[LISTED RECORDS]
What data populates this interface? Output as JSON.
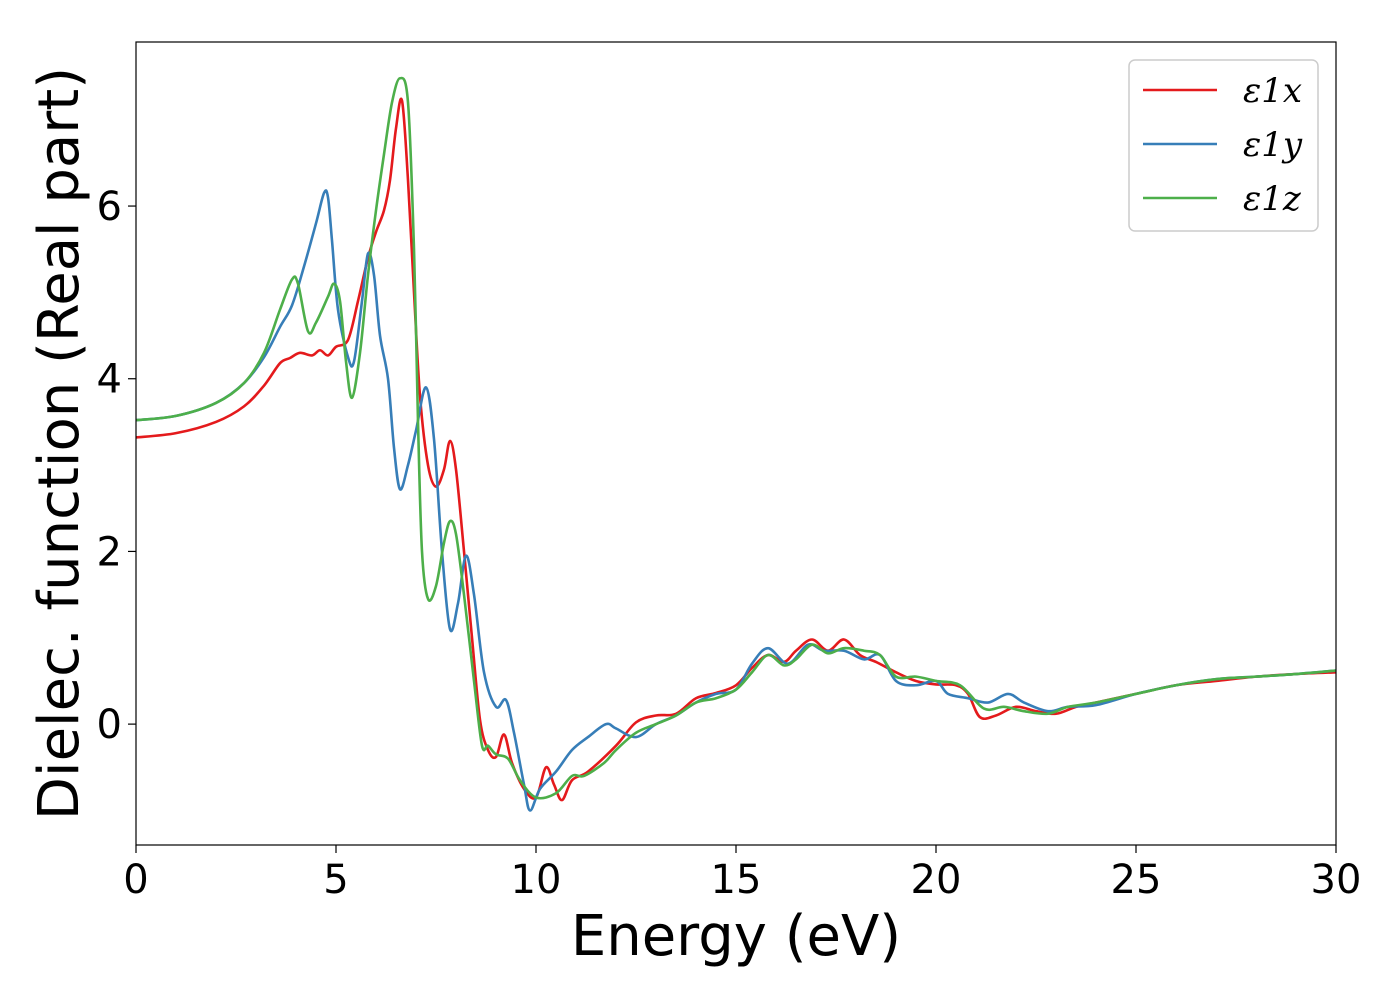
{
  "chart_data": {
    "type": "line",
    "title": "",
    "xlabel": "Energy (eV)",
    "ylabel": "Dielec. function (Real part)",
    "xlim": [
      0,
      30
    ],
    "ylim": [
      -1.4,
      7.9
    ],
    "xticks": [
      0,
      5,
      10,
      15,
      20,
      25,
      30
    ],
    "yticks": [
      0,
      2,
      4,
      6
    ],
    "grid": false,
    "legend_position": "top-right",
    "series": [
      {
        "name": "ε1x",
        "color": "#e41a1c",
        "points": [
          [
            0,
            3.32
          ],
          [
            1,
            3.37
          ],
          [
            2,
            3.5
          ],
          [
            2.7,
            3.68
          ],
          [
            3.2,
            3.92
          ],
          [
            3.6,
            4.18
          ],
          [
            3.85,
            4.24
          ],
          [
            4.1,
            4.3
          ],
          [
            4.4,
            4.27
          ],
          [
            4.6,
            4.33
          ],
          [
            4.8,
            4.27
          ],
          [
            5.0,
            4.37
          ],
          [
            5.3,
            4.45
          ],
          [
            5.55,
            4.9
          ],
          [
            5.8,
            5.4
          ],
          [
            6.0,
            5.7
          ],
          [
            6.2,
            5.95
          ],
          [
            6.35,
            6.3
          ],
          [
            6.5,
            6.9
          ],
          [
            6.65,
            7.22
          ],
          [
            6.8,
            6.3
          ],
          [
            6.95,
            5.0
          ],
          [
            7.1,
            3.8
          ],
          [
            7.3,
            3.0
          ],
          [
            7.5,
            2.75
          ],
          [
            7.7,
            2.95
          ],
          [
            7.85,
            3.28
          ],
          [
            8.0,
            2.95
          ],
          [
            8.2,
            2.0
          ],
          [
            8.4,
            1.0
          ],
          [
            8.6,
            0.05
          ],
          [
            8.8,
            -0.3
          ],
          [
            9.0,
            -0.38
          ],
          [
            9.2,
            -0.12
          ],
          [
            9.4,
            -0.45
          ],
          [
            9.7,
            -0.75
          ],
          [
            10.0,
            -0.85
          ],
          [
            10.25,
            -0.5
          ],
          [
            10.45,
            -0.7
          ],
          [
            10.65,
            -0.88
          ],
          [
            10.9,
            -0.65
          ],
          [
            11.3,
            -0.55
          ],
          [
            12.0,
            -0.25
          ],
          [
            12.5,
            0.02
          ],
          [
            13.0,
            0.1
          ],
          [
            13.5,
            0.12
          ],
          [
            14.0,
            0.3
          ],
          [
            14.5,
            0.36
          ],
          [
            15.0,
            0.45
          ],
          [
            15.4,
            0.65
          ],
          [
            15.8,
            0.8
          ],
          [
            16.2,
            0.72
          ],
          [
            16.5,
            0.85
          ],
          [
            16.9,
            0.98
          ],
          [
            17.3,
            0.85
          ],
          [
            17.7,
            0.98
          ],
          [
            18.1,
            0.8
          ],
          [
            18.5,
            0.72
          ],
          [
            19.0,
            0.6
          ],
          [
            19.5,
            0.5
          ],
          [
            20.0,
            0.46
          ],
          [
            20.5,
            0.45
          ],
          [
            20.8,
            0.35
          ],
          [
            21.1,
            0.08
          ],
          [
            21.5,
            0.1
          ],
          [
            22.0,
            0.2
          ],
          [
            22.5,
            0.15
          ],
          [
            23.0,
            0.12
          ],
          [
            23.5,
            0.2
          ],
          [
            24.0,
            0.25
          ],
          [
            25.0,
            0.35
          ],
          [
            26.0,
            0.45
          ],
          [
            27.0,
            0.5
          ],
          [
            28.0,
            0.55
          ],
          [
            29.0,
            0.58
          ],
          [
            30.0,
            0.6
          ]
        ]
      },
      {
        "name": "ε1y",
        "color": "#377eb8",
        "points": [
          [
            0,
            3.52
          ],
          [
            1,
            3.57
          ],
          [
            2,
            3.72
          ],
          [
            2.7,
            3.95
          ],
          [
            3.2,
            4.25
          ],
          [
            3.6,
            4.6
          ],
          [
            3.9,
            4.85
          ],
          [
            4.2,
            5.3
          ],
          [
            4.5,
            5.8
          ],
          [
            4.7,
            6.15
          ],
          [
            4.8,
            6.1
          ],
          [
            4.9,
            5.6
          ],
          [
            5.05,
            4.8
          ],
          [
            5.3,
            4.25
          ],
          [
            5.45,
            4.2
          ],
          [
            5.65,
            4.9
          ],
          [
            5.8,
            5.45
          ],
          [
            5.95,
            5.2
          ],
          [
            6.1,
            4.5
          ],
          [
            6.3,
            4.0
          ],
          [
            6.45,
            3.2
          ],
          [
            6.6,
            2.72
          ],
          [
            6.8,
            3.0
          ],
          [
            7.0,
            3.4
          ],
          [
            7.25,
            3.9
          ],
          [
            7.45,
            3.3
          ],
          [
            7.65,
            2.0
          ],
          [
            7.85,
            1.1
          ],
          [
            8.05,
            1.4
          ],
          [
            8.25,
            1.95
          ],
          [
            8.45,
            1.5
          ],
          [
            8.7,
            0.6
          ],
          [
            9.0,
            0.2
          ],
          [
            9.25,
            0.28
          ],
          [
            9.45,
            -0.1
          ],
          [
            9.7,
            -0.7
          ],
          [
            9.85,
            -1.0
          ],
          [
            10.1,
            -0.75
          ],
          [
            10.5,
            -0.55
          ],
          [
            10.9,
            -0.3
          ],
          [
            11.3,
            -0.15
          ],
          [
            11.75,
            0.0
          ],
          [
            12.0,
            -0.05
          ],
          [
            12.5,
            -0.15
          ],
          [
            13.0,
            0.0
          ],
          [
            13.5,
            0.1
          ],
          [
            14.0,
            0.25
          ],
          [
            14.5,
            0.35
          ],
          [
            15.0,
            0.4
          ],
          [
            15.4,
            0.7
          ],
          [
            15.8,
            0.88
          ],
          [
            16.3,
            0.7
          ],
          [
            16.8,
            0.92
          ],
          [
            17.2,
            0.85
          ],
          [
            17.7,
            0.85
          ],
          [
            18.2,
            0.75
          ],
          [
            18.6,
            0.8
          ],
          [
            19.0,
            0.5
          ],
          [
            19.5,
            0.45
          ],
          [
            20.0,
            0.5
          ],
          [
            20.3,
            0.35
          ],
          [
            20.8,
            0.3
          ],
          [
            21.3,
            0.25
          ],
          [
            21.8,
            0.35
          ],
          [
            22.2,
            0.25
          ],
          [
            22.8,
            0.15
          ],
          [
            23.3,
            0.2
          ],
          [
            24.0,
            0.22
          ],
          [
            25.0,
            0.35
          ],
          [
            26.0,
            0.45
          ],
          [
            27.0,
            0.52
          ],
          [
            28.0,
            0.55
          ],
          [
            29.0,
            0.58
          ],
          [
            30.0,
            0.62
          ]
        ]
      },
      {
        "name": "ε1z",
        "color": "#4daf4a",
        "points": [
          [
            0,
            3.52
          ],
          [
            1,
            3.57
          ],
          [
            2,
            3.72
          ],
          [
            2.7,
            3.95
          ],
          [
            3.2,
            4.3
          ],
          [
            3.6,
            4.8
          ],
          [
            3.9,
            5.15
          ],
          [
            4.05,
            5.1
          ],
          [
            4.3,
            4.55
          ],
          [
            4.5,
            4.65
          ],
          [
            4.8,
            4.95
          ],
          [
            4.95,
            5.1
          ],
          [
            5.1,
            4.9
          ],
          [
            5.25,
            4.2
          ],
          [
            5.4,
            3.78
          ],
          [
            5.6,
            4.3
          ],
          [
            5.8,
            5.2
          ],
          [
            6.0,
            5.95
          ],
          [
            6.2,
            6.6
          ],
          [
            6.4,
            7.2
          ],
          [
            6.6,
            7.48
          ],
          [
            6.8,
            7.2
          ],
          [
            6.95,
            5.5
          ],
          [
            7.05,
            3.5
          ],
          [
            7.15,
            2.0
          ],
          [
            7.3,
            1.45
          ],
          [
            7.5,
            1.6
          ],
          [
            7.7,
            2.1
          ],
          [
            7.85,
            2.35
          ],
          [
            8.0,
            2.2
          ],
          [
            8.2,
            1.5
          ],
          [
            8.45,
            0.5
          ],
          [
            8.65,
            -0.25
          ],
          [
            8.8,
            -0.25
          ],
          [
            9.0,
            -0.35
          ],
          [
            9.3,
            -0.4
          ],
          [
            9.6,
            -0.65
          ],
          [
            10.0,
            -0.85
          ],
          [
            10.5,
            -0.8
          ],
          [
            10.9,
            -0.6
          ],
          [
            11.2,
            -0.6
          ],
          [
            11.7,
            -0.45
          ],
          [
            12.0,
            -0.3
          ],
          [
            12.5,
            -0.1
          ],
          [
            13.0,
            0.0
          ],
          [
            13.5,
            0.1
          ],
          [
            14.0,
            0.25
          ],
          [
            14.5,
            0.3
          ],
          [
            15.0,
            0.4
          ],
          [
            15.4,
            0.6
          ],
          [
            15.8,
            0.8
          ],
          [
            16.2,
            0.68
          ],
          [
            16.5,
            0.75
          ],
          [
            16.9,
            0.92
          ],
          [
            17.3,
            0.82
          ],
          [
            17.7,
            0.88
          ],
          [
            18.2,
            0.85
          ],
          [
            18.6,
            0.8
          ],
          [
            19.0,
            0.55
          ],
          [
            19.5,
            0.55
          ],
          [
            20.0,
            0.5
          ],
          [
            20.6,
            0.45
          ],
          [
            21.2,
            0.18
          ],
          [
            21.7,
            0.2
          ],
          [
            22.2,
            0.15
          ],
          [
            22.8,
            0.12
          ],
          [
            23.3,
            0.2
          ],
          [
            24.0,
            0.25
          ],
          [
            25.0,
            0.35
          ],
          [
            26.0,
            0.45
          ],
          [
            27.0,
            0.52
          ],
          [
            28.0,
            0.55
          ],
          [
            29.0,
            0.58
          ],
          [
            30.0,
            0.62
          ]
        ]
      }
    ]
  }
}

[OBJECTIVE] Pull out every line holding "color" from the records above, and copy it.

[TASK OUTPUT]
        "color": "#e41a1c",
        "color": "#377eb8",
        "color": "#4daf4a",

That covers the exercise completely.